begin Given entries

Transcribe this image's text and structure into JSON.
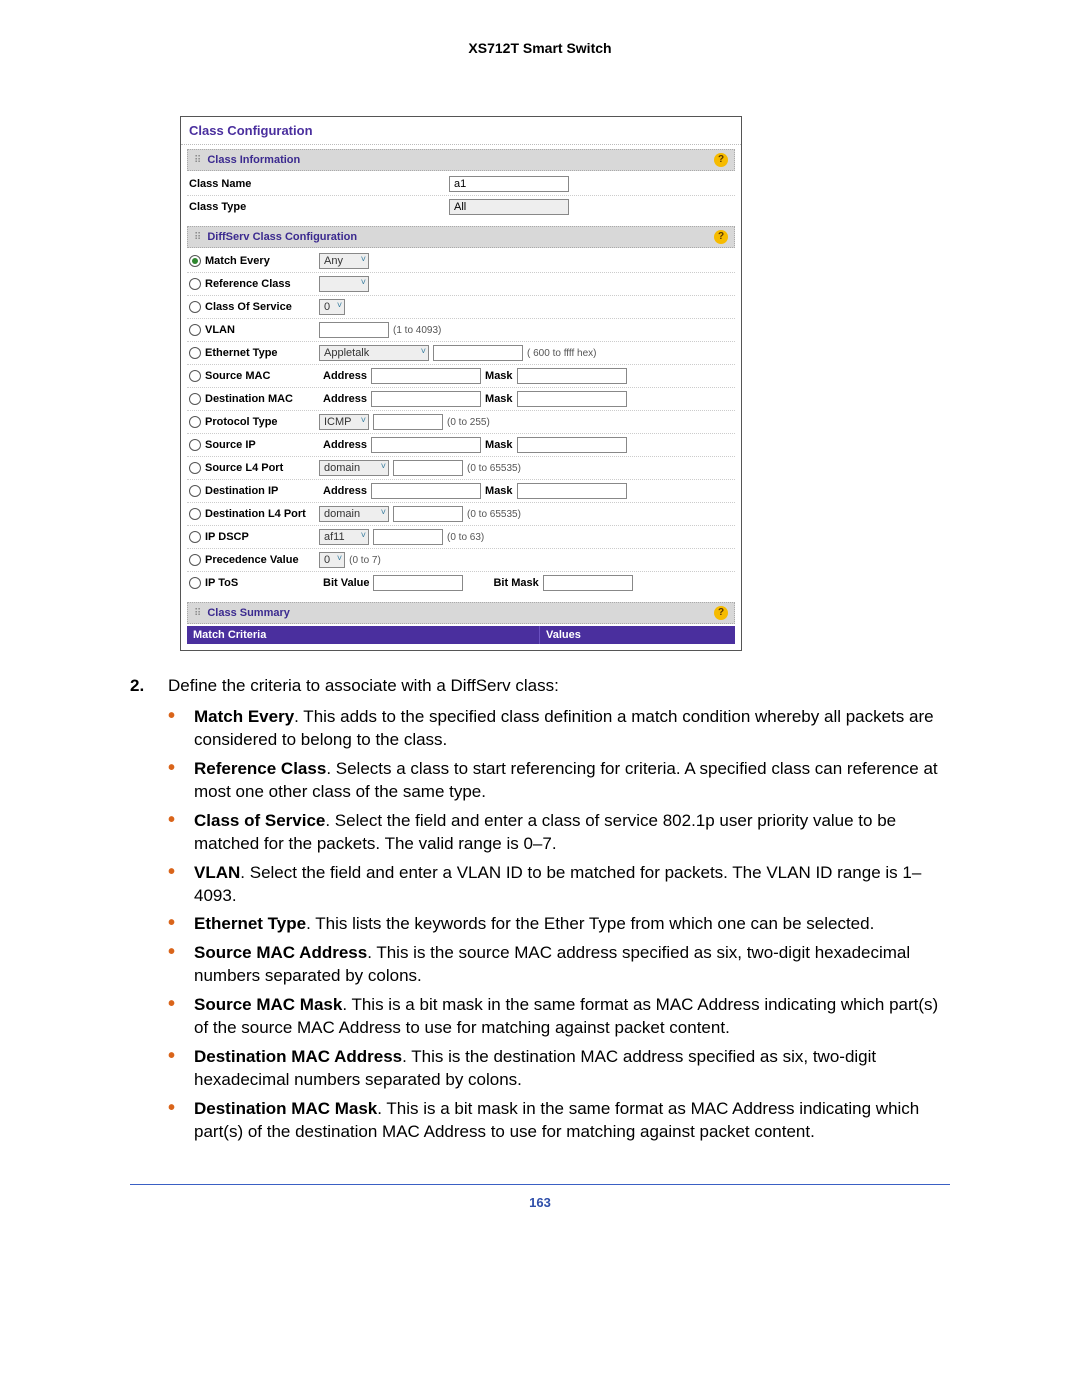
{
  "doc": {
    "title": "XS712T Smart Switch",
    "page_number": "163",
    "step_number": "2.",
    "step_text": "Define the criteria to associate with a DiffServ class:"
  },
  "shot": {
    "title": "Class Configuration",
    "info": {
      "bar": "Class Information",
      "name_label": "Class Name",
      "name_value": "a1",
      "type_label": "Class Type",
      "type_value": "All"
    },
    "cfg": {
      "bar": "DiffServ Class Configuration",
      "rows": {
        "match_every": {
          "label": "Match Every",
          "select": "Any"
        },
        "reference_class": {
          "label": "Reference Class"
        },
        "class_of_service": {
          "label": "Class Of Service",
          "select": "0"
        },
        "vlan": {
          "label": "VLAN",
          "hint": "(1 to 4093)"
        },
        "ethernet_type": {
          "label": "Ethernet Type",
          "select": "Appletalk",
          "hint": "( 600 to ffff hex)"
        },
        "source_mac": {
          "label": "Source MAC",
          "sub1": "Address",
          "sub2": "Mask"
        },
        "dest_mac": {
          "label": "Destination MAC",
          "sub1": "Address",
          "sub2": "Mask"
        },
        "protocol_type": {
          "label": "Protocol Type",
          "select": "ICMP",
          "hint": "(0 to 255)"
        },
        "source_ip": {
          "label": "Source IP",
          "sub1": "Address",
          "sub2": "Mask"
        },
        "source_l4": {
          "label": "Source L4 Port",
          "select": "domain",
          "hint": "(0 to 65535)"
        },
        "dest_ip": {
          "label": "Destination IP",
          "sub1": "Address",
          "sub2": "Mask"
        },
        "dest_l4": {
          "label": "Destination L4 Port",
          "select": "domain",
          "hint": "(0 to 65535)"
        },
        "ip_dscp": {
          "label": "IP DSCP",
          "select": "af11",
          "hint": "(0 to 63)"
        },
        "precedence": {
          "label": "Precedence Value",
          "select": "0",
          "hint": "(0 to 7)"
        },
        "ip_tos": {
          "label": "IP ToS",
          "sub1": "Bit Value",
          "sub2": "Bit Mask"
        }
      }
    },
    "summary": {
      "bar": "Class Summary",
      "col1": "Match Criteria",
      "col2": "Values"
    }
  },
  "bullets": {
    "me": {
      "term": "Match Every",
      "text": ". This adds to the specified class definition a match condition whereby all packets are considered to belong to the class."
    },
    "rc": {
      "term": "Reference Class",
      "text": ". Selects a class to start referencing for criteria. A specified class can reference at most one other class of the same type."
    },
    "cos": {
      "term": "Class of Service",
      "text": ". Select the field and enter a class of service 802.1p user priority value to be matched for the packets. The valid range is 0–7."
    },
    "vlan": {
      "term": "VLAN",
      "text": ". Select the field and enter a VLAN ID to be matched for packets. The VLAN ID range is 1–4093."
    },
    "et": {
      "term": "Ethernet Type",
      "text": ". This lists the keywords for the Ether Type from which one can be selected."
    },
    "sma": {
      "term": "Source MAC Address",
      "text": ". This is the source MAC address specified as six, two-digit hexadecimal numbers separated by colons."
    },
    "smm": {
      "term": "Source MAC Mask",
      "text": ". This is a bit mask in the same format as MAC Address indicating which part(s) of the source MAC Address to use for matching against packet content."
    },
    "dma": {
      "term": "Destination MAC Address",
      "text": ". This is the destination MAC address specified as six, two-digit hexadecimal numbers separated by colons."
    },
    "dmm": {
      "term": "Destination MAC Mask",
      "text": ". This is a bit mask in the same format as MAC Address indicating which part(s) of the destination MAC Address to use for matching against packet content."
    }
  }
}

end Given entries
begin Given entries

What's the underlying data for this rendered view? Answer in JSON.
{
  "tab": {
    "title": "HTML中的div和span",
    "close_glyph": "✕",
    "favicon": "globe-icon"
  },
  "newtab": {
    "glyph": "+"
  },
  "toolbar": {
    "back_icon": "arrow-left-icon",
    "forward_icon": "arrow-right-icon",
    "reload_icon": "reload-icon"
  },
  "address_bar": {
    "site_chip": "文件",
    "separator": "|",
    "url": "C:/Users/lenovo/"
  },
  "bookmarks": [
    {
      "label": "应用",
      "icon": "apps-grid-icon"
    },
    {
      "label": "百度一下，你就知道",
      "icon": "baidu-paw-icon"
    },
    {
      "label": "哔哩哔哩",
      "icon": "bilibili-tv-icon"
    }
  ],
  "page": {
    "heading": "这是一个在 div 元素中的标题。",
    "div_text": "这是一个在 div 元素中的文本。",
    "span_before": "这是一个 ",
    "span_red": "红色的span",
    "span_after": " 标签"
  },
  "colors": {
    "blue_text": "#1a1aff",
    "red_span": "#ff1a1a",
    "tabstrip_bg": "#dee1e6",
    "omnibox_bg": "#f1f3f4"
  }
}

end Given entries
begin Given entries

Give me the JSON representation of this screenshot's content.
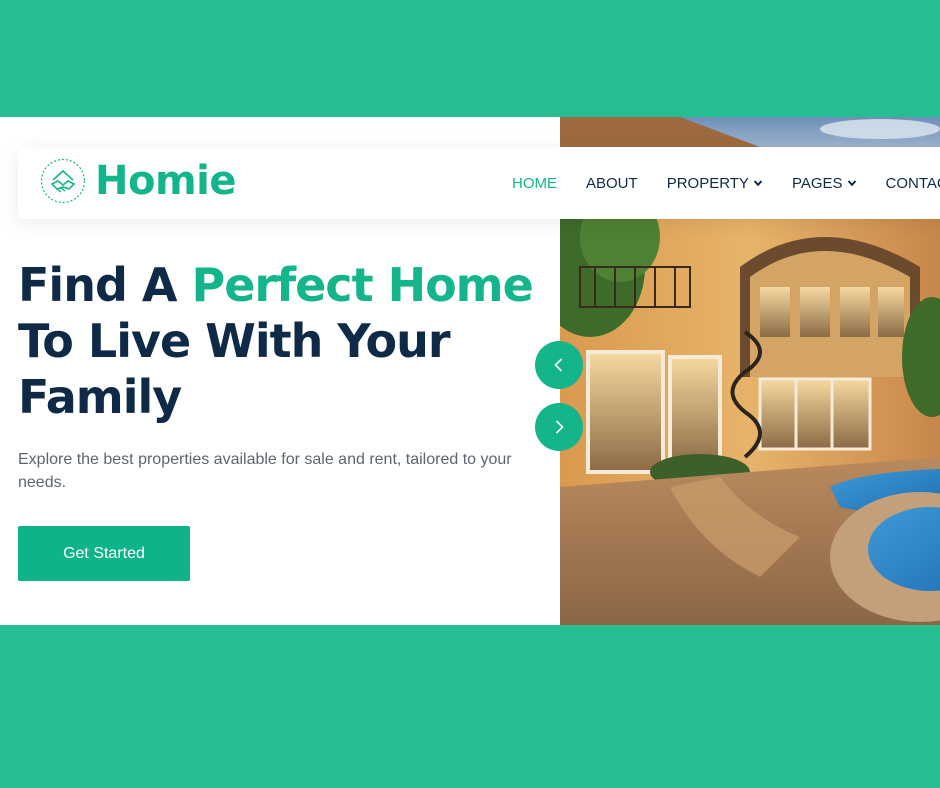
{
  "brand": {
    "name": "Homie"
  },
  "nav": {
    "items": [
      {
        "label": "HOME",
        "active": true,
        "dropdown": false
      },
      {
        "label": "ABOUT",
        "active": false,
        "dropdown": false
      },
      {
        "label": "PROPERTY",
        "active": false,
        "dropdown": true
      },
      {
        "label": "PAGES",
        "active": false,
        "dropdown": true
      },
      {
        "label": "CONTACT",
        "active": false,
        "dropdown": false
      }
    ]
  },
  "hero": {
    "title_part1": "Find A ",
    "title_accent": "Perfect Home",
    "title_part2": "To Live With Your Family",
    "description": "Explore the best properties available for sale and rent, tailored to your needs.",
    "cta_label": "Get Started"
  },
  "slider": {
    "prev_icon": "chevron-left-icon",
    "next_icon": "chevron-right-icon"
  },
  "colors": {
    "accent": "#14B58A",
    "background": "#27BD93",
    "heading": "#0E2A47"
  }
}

end Given entries

## Goal
Gather each line in the data that holds the string "separated".

## Response for this exercise
      "text": ". This is the source MAC address specified as six, two-digit hexadecimal numbers separated by colons."
      "text": ". This is the destination MAC address specified as six, two-digit hexadecimal numbers separated by colons."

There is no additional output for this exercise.